------ Supplied material
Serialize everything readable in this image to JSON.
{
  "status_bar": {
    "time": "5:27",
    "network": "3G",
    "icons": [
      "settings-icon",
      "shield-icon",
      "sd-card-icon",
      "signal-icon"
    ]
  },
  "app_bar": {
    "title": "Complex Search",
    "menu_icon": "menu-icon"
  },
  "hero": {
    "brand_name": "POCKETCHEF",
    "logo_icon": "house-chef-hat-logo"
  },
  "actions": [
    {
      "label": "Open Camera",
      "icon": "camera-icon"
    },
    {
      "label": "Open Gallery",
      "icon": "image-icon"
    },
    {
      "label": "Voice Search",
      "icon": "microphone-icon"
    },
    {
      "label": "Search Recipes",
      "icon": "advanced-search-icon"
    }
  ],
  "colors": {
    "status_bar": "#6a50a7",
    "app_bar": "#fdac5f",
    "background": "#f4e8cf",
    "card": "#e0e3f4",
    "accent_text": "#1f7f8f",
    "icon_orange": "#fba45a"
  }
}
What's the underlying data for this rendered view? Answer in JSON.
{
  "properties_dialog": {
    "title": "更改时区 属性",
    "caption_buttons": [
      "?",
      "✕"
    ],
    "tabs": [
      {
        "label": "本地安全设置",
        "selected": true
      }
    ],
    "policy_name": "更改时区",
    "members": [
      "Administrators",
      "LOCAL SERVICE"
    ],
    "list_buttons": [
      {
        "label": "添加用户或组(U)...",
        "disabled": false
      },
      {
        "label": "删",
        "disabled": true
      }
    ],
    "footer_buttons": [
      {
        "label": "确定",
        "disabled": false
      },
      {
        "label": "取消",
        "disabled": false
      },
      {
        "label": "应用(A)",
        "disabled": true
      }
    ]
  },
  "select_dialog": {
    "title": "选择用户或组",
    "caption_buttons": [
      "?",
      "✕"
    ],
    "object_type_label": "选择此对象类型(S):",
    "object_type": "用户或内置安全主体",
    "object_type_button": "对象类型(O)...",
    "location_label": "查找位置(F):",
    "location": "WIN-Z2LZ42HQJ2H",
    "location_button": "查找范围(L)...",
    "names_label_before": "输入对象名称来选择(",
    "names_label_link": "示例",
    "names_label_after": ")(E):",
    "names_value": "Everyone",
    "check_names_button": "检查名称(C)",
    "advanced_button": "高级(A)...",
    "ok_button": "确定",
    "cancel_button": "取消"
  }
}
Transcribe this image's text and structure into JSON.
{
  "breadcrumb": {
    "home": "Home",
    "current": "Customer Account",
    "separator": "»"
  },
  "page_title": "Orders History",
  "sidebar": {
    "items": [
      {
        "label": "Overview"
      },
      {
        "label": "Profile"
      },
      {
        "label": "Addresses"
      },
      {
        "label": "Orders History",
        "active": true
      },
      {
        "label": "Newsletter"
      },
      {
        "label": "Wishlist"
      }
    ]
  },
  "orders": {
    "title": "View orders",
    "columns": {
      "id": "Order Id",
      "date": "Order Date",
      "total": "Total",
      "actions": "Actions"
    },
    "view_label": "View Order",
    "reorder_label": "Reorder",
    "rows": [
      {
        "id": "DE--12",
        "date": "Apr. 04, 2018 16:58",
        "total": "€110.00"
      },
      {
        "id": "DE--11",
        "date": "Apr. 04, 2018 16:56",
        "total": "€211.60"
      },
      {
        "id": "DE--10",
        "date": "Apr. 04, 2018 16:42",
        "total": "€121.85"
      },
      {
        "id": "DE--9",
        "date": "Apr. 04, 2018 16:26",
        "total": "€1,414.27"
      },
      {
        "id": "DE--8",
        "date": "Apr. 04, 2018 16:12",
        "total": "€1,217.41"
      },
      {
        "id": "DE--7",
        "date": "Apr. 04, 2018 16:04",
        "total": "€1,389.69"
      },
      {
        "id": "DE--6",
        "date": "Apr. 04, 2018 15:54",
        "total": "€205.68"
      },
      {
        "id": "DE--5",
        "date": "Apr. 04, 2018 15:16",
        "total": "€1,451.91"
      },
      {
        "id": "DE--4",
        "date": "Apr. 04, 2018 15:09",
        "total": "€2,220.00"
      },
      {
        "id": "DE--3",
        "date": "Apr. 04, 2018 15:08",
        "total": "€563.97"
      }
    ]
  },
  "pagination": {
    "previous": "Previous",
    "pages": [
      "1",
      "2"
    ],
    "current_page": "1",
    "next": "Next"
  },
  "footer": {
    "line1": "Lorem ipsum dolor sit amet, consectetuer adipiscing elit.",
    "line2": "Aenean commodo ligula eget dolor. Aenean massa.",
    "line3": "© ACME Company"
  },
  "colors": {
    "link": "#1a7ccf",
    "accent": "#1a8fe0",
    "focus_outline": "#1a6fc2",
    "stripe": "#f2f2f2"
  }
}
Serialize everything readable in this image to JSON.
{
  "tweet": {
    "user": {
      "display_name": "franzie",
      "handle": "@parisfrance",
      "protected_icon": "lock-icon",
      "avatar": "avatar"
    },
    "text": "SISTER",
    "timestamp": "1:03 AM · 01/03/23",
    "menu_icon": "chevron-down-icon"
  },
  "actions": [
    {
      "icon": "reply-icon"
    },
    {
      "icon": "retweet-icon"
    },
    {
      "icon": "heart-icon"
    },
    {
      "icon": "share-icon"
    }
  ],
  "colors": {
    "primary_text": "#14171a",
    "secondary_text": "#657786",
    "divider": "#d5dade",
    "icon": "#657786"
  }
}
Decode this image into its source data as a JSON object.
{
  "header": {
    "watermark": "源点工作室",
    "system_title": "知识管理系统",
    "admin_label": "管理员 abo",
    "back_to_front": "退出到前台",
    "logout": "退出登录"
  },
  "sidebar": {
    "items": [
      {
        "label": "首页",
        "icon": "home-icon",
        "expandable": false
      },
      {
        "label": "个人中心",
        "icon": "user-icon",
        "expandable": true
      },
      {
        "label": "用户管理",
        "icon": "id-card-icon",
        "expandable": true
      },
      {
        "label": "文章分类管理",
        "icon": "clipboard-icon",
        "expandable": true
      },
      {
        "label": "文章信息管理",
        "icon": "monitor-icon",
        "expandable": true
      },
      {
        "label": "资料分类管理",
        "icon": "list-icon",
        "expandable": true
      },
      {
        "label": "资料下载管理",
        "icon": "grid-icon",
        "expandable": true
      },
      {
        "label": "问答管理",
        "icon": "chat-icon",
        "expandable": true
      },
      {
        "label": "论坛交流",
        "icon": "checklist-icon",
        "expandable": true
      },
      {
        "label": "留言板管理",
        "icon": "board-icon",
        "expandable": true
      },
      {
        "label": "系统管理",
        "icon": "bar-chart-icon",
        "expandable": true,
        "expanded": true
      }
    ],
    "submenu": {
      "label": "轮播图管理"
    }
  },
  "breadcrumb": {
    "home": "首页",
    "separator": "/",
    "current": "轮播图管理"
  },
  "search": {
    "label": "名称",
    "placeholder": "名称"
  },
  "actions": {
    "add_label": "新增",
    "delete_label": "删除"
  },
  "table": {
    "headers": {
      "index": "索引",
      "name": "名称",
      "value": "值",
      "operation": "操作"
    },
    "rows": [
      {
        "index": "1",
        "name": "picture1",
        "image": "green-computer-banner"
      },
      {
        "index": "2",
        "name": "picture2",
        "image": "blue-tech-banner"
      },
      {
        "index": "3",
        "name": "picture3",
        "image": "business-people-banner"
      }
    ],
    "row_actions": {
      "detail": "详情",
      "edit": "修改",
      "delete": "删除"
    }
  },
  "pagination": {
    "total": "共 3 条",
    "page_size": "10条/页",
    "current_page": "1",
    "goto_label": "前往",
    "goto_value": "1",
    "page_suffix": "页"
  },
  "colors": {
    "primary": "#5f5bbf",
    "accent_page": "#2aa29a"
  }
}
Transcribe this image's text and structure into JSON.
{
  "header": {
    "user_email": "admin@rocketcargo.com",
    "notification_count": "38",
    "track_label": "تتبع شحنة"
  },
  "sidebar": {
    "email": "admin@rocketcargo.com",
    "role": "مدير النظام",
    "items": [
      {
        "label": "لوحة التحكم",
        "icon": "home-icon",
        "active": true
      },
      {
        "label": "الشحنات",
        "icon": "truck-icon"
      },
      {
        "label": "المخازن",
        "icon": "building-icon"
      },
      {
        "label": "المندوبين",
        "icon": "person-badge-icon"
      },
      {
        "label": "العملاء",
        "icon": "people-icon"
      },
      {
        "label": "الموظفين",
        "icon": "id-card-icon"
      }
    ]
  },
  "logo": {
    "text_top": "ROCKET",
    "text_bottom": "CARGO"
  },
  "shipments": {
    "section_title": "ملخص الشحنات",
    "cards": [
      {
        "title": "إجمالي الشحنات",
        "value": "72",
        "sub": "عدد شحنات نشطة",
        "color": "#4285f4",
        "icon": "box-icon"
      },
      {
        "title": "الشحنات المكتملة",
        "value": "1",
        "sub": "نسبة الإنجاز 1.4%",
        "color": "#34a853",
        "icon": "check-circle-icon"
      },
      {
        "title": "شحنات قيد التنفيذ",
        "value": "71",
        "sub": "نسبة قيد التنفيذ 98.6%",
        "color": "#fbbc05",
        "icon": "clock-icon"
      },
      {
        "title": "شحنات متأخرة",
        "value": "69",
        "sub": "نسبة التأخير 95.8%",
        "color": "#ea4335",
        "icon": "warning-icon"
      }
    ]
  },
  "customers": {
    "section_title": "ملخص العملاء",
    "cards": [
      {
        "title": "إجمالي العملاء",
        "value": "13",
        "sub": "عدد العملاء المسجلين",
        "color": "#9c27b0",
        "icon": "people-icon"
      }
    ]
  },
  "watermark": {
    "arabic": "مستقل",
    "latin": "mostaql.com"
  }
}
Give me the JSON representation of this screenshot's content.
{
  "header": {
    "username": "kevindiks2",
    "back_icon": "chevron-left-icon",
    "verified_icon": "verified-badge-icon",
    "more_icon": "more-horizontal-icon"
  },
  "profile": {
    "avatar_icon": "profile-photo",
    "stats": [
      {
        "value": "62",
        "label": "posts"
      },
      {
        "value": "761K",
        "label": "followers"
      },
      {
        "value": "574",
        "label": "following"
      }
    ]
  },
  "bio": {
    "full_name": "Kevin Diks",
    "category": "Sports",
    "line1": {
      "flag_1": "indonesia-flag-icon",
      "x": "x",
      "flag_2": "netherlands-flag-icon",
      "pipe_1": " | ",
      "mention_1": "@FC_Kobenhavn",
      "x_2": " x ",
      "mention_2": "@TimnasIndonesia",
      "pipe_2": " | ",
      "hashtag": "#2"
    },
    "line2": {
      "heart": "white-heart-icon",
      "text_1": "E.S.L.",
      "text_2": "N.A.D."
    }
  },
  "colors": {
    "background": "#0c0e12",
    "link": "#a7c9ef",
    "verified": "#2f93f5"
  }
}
------------
Task requirements: Look through the entries above; copy each line where the string "verified" appears.

Written answer:
    "verified_icon": "verified-badge-icon",
    "verified": "#2f93f5"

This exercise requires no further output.